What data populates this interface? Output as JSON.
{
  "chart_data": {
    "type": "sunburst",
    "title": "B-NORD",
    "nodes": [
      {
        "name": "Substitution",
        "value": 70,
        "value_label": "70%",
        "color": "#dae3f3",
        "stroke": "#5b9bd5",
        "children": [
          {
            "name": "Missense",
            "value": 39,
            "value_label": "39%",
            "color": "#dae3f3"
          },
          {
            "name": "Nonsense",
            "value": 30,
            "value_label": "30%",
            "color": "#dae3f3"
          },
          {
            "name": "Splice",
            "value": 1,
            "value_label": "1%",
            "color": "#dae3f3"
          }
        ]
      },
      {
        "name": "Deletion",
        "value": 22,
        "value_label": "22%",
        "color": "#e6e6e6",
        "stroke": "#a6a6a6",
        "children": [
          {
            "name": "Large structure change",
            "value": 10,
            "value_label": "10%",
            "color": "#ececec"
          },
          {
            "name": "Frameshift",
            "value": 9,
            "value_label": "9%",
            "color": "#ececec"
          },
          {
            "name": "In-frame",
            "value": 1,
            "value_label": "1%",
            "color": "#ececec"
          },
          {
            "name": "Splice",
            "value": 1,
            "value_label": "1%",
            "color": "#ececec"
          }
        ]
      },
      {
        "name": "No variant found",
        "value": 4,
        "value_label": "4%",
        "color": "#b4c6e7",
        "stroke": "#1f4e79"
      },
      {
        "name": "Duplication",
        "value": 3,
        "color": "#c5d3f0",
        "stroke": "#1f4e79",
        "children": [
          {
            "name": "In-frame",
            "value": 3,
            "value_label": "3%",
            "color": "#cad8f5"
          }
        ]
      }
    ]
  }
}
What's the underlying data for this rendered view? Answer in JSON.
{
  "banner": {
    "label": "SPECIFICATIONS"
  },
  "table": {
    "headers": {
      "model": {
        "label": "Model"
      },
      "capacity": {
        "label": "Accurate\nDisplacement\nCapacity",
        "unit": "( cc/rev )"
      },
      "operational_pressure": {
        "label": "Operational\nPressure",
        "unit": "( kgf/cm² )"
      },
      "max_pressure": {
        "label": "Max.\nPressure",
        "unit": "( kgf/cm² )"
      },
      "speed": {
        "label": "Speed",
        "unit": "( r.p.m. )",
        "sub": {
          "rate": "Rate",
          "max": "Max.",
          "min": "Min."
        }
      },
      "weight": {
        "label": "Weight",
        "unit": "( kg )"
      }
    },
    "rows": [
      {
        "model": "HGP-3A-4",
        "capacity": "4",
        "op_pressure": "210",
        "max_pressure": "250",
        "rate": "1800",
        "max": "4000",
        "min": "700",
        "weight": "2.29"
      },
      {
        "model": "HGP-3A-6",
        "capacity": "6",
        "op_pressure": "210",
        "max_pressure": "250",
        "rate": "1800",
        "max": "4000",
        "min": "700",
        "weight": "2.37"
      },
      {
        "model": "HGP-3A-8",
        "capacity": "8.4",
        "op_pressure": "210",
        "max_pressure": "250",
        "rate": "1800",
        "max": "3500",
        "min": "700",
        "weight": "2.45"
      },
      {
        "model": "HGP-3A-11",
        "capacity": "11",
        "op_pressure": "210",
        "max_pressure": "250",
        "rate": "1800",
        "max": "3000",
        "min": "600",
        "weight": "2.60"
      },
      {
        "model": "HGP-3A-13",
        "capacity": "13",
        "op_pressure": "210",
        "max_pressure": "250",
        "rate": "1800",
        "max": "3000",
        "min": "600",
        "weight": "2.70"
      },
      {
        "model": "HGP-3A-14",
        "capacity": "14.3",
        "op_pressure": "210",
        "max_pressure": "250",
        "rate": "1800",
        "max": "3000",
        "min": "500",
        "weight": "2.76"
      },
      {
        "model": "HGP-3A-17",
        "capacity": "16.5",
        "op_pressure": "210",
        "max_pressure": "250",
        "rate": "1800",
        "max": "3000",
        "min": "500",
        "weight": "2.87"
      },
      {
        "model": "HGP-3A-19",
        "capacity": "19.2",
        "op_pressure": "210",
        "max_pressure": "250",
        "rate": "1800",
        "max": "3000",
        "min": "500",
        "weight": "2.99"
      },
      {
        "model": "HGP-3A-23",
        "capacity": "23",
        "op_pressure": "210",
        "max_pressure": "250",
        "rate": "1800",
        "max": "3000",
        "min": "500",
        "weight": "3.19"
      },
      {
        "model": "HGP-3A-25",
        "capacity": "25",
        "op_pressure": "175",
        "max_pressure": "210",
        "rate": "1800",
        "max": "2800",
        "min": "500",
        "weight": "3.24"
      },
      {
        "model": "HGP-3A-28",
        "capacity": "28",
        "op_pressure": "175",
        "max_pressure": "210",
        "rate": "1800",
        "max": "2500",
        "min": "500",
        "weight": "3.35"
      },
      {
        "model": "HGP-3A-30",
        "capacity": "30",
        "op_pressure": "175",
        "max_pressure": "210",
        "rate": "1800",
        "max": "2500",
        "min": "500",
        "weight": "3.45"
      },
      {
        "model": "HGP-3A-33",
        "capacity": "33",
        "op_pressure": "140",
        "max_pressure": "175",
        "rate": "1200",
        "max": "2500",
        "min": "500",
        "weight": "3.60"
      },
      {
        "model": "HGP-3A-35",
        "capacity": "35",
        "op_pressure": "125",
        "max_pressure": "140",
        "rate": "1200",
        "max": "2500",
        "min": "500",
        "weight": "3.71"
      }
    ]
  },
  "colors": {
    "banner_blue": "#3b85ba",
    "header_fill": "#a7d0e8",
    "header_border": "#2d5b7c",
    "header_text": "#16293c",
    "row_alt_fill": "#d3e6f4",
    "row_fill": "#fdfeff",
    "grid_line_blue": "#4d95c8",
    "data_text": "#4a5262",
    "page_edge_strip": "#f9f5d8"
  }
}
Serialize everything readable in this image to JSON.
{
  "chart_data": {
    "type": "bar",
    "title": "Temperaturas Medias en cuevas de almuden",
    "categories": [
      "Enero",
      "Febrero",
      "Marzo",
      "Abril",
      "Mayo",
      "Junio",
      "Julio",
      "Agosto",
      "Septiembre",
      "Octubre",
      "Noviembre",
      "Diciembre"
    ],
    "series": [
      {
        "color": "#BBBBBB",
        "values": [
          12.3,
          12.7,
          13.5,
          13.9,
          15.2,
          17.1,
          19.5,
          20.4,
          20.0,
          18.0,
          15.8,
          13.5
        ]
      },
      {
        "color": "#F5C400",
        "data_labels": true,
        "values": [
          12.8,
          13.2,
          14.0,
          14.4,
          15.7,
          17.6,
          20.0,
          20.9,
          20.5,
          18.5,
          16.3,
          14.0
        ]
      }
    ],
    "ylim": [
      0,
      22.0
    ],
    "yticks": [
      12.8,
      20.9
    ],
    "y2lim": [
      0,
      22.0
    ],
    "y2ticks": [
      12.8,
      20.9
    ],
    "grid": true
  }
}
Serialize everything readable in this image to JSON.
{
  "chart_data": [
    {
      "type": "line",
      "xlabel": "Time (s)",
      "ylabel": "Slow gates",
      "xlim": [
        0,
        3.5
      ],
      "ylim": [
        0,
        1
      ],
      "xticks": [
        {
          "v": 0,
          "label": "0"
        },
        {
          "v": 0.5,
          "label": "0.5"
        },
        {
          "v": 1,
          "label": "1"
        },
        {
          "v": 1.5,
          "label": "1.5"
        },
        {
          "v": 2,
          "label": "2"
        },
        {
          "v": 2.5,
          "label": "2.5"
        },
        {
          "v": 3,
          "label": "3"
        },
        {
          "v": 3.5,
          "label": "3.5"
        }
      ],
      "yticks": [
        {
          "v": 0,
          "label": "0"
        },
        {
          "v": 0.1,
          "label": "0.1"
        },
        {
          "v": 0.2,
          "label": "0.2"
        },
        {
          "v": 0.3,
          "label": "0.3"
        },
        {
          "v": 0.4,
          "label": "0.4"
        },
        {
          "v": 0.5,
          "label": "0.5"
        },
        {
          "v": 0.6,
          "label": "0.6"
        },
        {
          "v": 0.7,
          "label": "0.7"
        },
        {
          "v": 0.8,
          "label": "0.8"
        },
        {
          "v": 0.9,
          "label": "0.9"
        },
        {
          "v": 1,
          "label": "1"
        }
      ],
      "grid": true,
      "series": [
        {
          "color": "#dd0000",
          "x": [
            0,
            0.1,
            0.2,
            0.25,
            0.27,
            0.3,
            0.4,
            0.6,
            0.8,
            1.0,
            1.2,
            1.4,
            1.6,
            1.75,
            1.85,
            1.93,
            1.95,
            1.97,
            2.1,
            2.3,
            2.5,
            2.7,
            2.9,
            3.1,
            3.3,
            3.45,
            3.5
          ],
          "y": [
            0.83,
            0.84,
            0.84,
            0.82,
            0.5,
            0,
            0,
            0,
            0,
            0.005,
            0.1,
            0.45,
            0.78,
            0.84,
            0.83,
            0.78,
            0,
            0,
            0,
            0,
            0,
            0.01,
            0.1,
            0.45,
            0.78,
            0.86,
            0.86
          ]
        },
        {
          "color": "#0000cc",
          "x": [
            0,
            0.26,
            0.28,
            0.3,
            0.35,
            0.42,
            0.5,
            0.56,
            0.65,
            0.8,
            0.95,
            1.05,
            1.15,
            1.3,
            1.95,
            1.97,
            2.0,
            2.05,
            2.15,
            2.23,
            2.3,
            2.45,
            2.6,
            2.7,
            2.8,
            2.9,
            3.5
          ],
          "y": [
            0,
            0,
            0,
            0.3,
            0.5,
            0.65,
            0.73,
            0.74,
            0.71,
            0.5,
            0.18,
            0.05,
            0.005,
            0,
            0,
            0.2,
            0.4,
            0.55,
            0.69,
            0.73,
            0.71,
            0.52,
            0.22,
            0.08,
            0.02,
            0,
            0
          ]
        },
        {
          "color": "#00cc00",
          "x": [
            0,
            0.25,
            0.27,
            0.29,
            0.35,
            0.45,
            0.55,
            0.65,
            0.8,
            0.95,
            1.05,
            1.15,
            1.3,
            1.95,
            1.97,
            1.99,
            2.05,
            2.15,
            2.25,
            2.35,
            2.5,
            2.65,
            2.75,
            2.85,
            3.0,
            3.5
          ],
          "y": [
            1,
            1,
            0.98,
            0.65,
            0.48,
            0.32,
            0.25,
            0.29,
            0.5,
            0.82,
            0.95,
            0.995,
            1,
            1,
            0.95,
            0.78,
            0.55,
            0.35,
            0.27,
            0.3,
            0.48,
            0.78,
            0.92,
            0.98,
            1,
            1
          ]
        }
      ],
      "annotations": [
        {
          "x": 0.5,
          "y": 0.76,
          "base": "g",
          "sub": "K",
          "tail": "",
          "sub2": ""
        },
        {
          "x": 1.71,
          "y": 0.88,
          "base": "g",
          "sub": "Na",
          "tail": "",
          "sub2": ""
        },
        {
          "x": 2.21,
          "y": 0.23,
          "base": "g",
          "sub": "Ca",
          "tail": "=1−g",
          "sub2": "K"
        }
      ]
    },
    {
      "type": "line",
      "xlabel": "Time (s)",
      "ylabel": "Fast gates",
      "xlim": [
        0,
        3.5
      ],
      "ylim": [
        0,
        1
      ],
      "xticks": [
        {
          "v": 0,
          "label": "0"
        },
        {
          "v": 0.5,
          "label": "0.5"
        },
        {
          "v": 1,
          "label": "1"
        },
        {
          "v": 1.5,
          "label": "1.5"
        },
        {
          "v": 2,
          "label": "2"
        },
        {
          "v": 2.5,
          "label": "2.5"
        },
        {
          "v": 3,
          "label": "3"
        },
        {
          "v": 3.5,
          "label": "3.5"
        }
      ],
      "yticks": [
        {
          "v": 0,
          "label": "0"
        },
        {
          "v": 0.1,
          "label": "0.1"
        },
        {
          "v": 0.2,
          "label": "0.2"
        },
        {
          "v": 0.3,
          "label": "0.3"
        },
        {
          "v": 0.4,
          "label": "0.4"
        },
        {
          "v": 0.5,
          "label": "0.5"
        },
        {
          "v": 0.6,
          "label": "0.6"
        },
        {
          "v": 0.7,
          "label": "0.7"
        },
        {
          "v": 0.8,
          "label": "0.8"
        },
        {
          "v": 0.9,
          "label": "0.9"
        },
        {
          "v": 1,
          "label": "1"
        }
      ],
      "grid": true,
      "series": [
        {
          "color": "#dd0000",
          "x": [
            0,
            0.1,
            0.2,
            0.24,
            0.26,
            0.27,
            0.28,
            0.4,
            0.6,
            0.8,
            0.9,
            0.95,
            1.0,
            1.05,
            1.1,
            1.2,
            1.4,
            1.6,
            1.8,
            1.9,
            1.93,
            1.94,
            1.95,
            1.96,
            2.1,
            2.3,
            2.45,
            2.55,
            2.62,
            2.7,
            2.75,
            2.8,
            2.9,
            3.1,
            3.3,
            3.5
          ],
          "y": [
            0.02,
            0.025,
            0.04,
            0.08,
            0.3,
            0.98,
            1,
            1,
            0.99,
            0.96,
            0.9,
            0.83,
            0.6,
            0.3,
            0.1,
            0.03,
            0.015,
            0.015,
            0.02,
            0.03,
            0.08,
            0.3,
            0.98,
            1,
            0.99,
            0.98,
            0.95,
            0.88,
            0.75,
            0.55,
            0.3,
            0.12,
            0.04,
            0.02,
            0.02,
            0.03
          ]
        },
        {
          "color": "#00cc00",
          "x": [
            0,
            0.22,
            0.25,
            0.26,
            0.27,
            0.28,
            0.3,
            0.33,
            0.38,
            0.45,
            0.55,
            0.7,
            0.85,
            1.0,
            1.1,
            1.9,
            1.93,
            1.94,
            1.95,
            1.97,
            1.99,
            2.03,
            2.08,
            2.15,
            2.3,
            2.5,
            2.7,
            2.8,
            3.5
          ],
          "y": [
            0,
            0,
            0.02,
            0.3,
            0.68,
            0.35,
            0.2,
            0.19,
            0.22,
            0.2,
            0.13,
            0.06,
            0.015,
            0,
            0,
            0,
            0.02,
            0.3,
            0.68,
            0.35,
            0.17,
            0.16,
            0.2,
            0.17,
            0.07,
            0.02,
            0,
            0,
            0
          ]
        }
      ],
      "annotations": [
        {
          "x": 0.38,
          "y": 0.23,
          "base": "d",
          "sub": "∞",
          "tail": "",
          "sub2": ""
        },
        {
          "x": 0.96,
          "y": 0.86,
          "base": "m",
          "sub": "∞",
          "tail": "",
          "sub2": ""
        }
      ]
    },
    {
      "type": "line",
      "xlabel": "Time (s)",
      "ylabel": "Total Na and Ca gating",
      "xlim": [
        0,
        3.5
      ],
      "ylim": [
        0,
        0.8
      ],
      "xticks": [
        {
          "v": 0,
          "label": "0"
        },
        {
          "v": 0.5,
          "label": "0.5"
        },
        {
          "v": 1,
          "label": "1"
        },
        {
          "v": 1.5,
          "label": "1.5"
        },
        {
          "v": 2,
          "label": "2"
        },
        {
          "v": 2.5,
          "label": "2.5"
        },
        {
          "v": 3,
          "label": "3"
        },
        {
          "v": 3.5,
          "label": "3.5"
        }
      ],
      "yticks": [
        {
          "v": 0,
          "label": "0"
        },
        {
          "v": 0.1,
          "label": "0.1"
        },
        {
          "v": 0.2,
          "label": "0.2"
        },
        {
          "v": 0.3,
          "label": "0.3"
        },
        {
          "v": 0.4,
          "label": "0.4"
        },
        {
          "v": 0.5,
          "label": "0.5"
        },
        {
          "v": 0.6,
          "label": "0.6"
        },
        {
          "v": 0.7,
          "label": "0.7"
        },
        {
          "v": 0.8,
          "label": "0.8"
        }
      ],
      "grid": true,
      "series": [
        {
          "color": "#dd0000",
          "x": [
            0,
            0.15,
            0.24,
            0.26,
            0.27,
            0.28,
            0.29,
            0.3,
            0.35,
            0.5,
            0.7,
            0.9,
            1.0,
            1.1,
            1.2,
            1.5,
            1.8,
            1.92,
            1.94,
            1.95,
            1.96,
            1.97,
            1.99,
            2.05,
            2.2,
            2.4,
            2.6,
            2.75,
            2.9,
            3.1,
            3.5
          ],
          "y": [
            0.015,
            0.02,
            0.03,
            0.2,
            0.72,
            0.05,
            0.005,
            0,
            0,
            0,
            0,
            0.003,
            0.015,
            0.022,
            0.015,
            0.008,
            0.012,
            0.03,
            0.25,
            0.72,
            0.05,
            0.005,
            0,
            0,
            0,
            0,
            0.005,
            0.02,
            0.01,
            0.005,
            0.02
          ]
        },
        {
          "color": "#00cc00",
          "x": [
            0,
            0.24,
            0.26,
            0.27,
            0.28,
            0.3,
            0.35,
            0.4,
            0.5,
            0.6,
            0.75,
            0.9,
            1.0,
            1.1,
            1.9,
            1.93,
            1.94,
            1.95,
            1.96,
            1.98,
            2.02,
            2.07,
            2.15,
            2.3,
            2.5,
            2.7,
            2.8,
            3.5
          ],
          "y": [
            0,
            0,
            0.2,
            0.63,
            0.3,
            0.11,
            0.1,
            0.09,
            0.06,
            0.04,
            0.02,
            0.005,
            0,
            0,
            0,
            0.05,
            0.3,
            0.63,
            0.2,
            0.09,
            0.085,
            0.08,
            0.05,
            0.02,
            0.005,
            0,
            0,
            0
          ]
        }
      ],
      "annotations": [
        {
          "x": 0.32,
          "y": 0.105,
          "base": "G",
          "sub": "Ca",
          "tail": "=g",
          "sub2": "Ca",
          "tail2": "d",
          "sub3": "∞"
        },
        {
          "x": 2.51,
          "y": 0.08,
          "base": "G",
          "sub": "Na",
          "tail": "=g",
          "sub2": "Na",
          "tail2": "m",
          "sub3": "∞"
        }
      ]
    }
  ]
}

◆ Objective ◆
Your answer should be one number: the count of lines in the data above that include the word "What".

◆ Answer for this exercise ◆
2